··· PROVIDED INFORMATION

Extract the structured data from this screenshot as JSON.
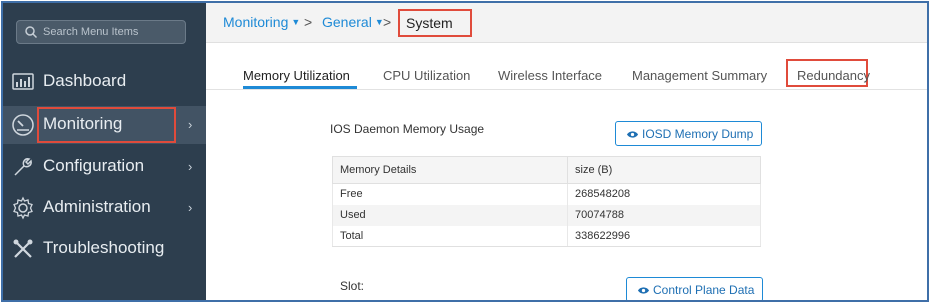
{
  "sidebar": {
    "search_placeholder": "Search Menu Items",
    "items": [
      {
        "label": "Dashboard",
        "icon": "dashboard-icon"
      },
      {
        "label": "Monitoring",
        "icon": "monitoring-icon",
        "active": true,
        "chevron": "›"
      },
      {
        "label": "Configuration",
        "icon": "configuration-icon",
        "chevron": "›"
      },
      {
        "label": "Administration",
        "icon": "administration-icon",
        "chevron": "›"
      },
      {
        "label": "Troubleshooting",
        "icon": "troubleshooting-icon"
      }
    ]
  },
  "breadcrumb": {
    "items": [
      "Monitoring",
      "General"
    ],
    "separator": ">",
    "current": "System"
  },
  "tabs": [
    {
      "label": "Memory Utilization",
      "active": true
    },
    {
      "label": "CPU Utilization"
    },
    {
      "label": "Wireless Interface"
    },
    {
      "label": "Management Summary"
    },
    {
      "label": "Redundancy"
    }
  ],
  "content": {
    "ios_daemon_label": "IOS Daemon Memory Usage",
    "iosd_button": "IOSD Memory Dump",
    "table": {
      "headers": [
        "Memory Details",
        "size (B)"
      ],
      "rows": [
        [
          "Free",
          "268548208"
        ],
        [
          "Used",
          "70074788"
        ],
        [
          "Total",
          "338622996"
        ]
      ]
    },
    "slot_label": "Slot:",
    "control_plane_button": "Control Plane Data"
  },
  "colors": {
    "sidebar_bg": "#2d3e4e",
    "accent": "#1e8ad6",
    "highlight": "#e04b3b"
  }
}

······

REQUIREMENTS - Output the data exactly. Pictures don't belong in the result.

SOLUTION TO THE EXERCISE -
Extract the structured data from this screenshot as JSON.
{
  "sidebar": {
    "search_placeholder": "Search Menu Items",
    "items": [
      {
        "label": "Dashboard",
        "icon": "dashboard-icon"
      },
      {
        "label": "Monitoring",
        "icon": "monitoring-icon",
        "active": true,
        "chevron": "›"
      },
      {
        "label": "Configuration",
        "icon": "configuration-icon",
        "chevron": "›"
      },
      {
        "label": "Administration",
        "icon": "administration-icon",
        "chevron": "›"
      },
      {
        "label": "Troubleshooting",
        "icon": "troubleshooting-icon"
      }
    ]
  },
  "breadcrumb": {
    "items": [
      "Monitoring",
      "General"
    ],
    "separator": ">",
    "current": "System"
  },
  "tabs": [
    {
      "label": "Memory Utilization",
      "active": true
    },
    {
      "label": "CPU Utilization"
    },
    {
      "label": "Wireless Interface"
    },
    {
      "label": "Management Summary"
    },
    {
      "label": "Redundancy"
    }
  ],
  "content": {
    "ios_daemon_label": "IOS Daemon Memory Usage",
    "iosd_button": "IOSD Memory Dump",
    "table": {
      "headers": [
        "Memory Details",
        "size (B)"
      ],
      "rows": [
        [
          "Free",
          "268548208"
        ],
        [
          "Used",
          "70074788"
        ],
        [
          "Total",
          "338622996"
        ]
      ]
    },
    "slot_label": "Slot:",
    "control_plane_button": "Control Plane Data"
  },
  "colors": {
    "sidebar_bg": "#2d3e4e",
    "accent": "#1e8ad6",
    "highlight": "#e04b3b"
  }
}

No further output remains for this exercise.